#### What is needed
Read through the records below and copy each line that uses the word "document".

(Stored records)
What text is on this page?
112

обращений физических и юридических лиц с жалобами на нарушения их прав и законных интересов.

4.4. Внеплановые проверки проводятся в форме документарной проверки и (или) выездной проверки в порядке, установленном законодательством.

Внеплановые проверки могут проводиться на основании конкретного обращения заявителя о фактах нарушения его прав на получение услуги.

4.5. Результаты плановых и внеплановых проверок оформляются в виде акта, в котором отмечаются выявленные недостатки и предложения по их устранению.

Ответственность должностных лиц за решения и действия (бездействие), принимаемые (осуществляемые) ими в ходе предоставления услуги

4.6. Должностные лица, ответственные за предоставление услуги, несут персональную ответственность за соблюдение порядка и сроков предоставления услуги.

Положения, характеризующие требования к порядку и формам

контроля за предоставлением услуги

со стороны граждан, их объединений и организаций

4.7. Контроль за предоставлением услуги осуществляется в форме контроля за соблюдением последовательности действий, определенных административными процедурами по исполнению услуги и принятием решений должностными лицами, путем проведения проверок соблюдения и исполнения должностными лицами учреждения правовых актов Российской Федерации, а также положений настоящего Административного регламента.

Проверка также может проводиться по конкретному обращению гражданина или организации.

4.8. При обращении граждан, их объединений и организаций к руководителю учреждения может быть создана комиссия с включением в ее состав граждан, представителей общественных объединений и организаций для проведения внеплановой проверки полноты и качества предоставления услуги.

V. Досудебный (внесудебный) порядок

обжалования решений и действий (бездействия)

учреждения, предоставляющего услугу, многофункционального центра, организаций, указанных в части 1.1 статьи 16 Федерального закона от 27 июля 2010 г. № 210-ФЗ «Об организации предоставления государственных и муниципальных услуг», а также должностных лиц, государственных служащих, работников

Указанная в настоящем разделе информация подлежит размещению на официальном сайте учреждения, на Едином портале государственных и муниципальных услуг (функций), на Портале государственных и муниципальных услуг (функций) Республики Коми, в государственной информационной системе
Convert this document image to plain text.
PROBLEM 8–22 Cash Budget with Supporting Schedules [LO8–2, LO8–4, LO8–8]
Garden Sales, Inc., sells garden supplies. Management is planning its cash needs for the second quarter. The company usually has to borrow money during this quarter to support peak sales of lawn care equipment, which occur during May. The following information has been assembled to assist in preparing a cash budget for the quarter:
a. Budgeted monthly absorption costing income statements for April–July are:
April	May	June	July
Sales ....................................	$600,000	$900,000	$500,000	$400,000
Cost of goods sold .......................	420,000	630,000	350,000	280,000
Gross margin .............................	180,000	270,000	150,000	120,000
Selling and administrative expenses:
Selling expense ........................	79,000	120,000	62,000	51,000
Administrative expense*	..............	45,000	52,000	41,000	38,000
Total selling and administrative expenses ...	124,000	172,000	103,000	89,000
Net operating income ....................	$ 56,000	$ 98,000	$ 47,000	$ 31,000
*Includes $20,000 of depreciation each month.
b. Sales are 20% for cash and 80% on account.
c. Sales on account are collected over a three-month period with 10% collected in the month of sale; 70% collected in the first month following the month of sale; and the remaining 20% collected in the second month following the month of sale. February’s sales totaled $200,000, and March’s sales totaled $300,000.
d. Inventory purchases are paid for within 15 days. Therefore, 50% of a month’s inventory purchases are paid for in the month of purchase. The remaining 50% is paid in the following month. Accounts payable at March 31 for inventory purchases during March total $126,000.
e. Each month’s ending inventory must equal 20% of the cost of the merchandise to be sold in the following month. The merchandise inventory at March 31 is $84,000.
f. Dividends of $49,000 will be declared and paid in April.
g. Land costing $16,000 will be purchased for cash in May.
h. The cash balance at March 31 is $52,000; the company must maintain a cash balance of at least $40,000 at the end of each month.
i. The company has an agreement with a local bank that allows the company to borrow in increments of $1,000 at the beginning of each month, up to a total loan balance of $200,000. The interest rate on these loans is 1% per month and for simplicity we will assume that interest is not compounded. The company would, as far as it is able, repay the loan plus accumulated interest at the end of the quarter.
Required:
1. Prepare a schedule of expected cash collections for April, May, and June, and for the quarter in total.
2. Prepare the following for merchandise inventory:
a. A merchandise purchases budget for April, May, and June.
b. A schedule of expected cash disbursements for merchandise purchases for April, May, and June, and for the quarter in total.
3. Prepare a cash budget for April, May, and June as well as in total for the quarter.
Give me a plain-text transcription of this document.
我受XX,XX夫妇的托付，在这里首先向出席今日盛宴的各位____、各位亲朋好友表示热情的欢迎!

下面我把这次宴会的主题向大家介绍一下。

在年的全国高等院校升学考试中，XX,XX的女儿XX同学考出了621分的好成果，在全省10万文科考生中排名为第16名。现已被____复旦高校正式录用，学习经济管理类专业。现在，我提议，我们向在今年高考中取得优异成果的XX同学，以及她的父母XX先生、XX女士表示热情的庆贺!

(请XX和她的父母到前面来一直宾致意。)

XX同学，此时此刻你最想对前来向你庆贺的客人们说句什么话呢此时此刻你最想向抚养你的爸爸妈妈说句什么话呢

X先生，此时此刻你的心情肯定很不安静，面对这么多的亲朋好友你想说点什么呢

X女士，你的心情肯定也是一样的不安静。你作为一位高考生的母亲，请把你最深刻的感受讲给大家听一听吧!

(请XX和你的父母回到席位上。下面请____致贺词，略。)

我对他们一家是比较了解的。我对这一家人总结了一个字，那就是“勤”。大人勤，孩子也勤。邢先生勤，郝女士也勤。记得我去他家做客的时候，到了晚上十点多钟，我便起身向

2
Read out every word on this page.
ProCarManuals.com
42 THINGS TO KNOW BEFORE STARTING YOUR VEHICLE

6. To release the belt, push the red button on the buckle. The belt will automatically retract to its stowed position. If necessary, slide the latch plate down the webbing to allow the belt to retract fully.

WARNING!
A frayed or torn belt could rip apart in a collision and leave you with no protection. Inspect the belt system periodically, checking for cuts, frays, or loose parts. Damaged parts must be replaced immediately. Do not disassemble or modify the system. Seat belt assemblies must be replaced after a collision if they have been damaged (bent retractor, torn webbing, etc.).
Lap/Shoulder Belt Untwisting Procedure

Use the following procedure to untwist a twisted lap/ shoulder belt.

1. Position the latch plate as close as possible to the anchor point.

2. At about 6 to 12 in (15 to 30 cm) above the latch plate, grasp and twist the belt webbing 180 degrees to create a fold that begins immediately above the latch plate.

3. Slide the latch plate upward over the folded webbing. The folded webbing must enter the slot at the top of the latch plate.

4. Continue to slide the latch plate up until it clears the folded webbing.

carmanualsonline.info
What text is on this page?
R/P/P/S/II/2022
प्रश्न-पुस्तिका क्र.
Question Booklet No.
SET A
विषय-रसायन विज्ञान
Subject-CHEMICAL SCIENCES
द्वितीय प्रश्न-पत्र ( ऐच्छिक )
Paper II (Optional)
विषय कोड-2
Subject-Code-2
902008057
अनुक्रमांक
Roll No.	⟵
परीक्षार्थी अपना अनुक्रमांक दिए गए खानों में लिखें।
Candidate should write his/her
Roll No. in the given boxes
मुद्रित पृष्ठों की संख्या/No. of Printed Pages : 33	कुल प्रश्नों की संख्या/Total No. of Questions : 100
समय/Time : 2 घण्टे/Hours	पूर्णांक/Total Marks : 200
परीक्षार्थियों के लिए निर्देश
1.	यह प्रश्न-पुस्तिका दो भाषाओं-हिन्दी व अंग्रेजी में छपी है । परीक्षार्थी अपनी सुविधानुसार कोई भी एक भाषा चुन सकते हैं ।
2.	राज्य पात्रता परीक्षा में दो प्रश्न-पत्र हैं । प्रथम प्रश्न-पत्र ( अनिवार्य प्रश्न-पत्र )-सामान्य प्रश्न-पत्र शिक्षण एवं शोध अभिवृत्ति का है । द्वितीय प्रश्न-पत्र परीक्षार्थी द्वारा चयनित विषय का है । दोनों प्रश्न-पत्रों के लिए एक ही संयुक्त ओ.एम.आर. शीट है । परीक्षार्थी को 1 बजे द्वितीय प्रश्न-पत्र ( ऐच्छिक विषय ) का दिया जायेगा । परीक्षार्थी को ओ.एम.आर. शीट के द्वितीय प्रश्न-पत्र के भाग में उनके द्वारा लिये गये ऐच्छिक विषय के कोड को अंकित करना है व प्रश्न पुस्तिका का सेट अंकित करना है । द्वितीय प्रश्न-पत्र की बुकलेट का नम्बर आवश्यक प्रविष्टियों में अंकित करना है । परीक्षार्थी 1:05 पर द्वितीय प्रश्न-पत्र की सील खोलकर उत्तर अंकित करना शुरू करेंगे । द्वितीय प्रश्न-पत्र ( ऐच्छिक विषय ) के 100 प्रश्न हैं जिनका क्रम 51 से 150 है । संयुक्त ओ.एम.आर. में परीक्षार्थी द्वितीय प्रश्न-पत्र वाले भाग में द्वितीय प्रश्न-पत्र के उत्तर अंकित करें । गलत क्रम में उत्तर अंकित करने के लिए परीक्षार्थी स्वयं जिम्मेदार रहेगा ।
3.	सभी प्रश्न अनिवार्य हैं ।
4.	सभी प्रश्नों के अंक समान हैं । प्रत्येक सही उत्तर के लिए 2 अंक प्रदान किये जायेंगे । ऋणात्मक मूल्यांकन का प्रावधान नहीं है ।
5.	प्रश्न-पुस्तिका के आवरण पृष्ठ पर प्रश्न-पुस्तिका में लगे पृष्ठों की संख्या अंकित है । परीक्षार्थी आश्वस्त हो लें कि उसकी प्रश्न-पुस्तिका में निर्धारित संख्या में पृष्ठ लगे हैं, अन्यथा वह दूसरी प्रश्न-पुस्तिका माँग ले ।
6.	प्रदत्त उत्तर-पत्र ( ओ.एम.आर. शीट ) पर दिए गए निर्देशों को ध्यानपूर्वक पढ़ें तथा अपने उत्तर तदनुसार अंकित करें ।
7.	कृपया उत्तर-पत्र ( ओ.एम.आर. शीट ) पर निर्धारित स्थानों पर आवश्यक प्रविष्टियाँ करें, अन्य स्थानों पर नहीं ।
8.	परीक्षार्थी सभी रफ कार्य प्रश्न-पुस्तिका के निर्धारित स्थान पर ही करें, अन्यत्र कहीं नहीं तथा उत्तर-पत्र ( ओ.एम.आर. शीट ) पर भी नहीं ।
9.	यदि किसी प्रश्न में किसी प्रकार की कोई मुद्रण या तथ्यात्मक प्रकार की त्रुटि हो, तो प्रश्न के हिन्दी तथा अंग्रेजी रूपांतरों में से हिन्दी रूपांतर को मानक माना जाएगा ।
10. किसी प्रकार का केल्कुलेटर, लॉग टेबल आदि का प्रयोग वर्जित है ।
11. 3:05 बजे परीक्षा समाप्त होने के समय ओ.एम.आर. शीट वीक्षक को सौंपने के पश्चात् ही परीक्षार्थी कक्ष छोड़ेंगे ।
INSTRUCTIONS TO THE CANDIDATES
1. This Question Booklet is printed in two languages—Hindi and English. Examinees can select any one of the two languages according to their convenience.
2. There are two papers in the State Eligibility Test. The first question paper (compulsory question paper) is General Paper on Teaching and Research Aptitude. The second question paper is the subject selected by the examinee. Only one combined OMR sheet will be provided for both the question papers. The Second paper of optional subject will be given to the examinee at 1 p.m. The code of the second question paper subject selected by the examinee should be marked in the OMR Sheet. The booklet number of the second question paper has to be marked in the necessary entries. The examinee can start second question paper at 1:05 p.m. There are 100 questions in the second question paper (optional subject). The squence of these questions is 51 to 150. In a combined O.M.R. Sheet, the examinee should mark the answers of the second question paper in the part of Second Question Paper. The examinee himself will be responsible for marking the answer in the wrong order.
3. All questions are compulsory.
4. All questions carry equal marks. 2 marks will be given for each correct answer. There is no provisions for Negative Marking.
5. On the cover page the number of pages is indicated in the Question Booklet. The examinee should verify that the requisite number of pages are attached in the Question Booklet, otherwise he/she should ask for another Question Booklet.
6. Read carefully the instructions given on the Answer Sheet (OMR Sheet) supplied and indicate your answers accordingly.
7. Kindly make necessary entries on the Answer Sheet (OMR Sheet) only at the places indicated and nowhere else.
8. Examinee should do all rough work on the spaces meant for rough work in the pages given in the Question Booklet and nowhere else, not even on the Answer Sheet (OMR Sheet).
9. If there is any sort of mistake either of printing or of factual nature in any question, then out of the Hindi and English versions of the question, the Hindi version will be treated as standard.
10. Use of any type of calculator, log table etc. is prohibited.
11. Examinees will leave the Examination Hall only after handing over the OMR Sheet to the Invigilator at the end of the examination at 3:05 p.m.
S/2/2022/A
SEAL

#### Response to the exercise
Convert this document image to plain text.
Give me a plain-text transcription of this document.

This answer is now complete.